**PROBLEM TO SOLVE:** Pull out all lines from the listing below in which the word "Diseño" appears.

**SOURCE DATA:**
============================================================
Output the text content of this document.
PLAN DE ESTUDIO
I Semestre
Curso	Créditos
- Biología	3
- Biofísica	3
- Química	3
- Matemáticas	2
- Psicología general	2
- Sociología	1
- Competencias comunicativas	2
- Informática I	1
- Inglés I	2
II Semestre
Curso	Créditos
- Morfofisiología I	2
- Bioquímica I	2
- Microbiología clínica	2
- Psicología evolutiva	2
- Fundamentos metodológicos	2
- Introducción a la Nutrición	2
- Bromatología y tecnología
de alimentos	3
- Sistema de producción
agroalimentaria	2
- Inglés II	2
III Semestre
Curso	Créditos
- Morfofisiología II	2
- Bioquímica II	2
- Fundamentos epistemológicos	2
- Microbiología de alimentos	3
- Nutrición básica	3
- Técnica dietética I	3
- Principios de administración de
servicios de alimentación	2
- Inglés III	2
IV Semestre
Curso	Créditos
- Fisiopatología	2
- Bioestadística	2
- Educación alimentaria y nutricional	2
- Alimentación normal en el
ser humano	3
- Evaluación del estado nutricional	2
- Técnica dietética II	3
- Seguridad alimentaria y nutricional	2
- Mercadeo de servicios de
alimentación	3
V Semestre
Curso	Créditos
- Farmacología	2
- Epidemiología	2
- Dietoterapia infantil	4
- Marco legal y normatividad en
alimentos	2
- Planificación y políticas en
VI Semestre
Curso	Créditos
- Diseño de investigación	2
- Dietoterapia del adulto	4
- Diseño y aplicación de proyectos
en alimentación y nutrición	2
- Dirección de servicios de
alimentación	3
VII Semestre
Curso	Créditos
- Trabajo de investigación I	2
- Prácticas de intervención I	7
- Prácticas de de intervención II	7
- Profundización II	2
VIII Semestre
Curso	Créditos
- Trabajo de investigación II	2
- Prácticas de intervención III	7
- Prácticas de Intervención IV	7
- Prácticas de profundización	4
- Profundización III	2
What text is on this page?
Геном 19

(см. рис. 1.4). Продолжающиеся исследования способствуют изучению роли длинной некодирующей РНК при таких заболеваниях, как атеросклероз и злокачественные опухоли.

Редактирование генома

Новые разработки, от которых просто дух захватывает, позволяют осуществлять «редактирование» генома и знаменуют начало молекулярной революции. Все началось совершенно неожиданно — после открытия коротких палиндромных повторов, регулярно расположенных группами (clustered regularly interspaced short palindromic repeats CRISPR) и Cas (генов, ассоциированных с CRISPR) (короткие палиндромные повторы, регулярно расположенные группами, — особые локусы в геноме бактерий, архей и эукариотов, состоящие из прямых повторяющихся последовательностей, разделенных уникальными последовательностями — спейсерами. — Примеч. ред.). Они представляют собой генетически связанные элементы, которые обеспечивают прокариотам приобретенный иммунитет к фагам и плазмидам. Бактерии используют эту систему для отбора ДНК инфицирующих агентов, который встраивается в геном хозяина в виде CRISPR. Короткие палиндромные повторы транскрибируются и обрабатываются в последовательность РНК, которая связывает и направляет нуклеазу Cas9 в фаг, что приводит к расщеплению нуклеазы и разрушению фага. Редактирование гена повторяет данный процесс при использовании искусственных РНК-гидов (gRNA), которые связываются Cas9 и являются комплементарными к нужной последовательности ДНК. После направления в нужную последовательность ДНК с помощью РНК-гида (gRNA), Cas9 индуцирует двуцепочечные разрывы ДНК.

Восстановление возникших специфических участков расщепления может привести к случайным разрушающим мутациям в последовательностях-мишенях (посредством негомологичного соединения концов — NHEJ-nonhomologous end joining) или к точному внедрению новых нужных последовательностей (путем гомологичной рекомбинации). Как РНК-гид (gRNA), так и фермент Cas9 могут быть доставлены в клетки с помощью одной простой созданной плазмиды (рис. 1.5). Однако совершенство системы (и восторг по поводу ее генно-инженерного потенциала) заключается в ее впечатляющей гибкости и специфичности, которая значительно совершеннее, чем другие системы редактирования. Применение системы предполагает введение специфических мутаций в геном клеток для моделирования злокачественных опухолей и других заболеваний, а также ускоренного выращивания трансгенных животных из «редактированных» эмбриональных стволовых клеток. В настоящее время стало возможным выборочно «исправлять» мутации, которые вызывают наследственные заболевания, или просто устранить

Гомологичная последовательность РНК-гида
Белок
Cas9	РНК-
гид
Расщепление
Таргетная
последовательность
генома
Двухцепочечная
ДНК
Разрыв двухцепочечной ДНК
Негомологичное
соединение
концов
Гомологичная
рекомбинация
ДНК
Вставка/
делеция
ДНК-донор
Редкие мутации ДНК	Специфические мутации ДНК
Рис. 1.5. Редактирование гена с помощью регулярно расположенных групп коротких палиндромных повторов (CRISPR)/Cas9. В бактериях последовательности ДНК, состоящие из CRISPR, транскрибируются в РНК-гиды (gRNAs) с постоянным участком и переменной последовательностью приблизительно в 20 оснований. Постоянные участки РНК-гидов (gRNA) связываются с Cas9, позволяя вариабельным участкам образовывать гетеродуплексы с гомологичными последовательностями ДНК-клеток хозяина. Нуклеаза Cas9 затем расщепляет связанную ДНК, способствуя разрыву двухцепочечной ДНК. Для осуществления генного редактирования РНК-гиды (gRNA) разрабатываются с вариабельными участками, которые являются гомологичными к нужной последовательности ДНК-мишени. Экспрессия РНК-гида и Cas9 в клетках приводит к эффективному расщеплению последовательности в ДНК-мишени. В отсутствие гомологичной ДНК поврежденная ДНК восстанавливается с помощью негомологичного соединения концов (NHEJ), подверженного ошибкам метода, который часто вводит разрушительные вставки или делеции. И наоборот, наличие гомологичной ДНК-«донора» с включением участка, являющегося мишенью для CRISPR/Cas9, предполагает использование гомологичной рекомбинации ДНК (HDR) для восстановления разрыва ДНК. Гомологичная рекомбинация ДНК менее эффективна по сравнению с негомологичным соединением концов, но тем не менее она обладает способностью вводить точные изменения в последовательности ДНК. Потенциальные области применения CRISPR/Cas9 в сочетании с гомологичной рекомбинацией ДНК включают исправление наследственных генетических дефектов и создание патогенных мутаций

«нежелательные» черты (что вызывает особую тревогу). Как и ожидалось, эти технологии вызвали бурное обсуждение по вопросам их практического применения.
============================================================
**WRITTEN SOLUTION:**
- Diseño de investigación	2
- Diseño y aplicación de proyectos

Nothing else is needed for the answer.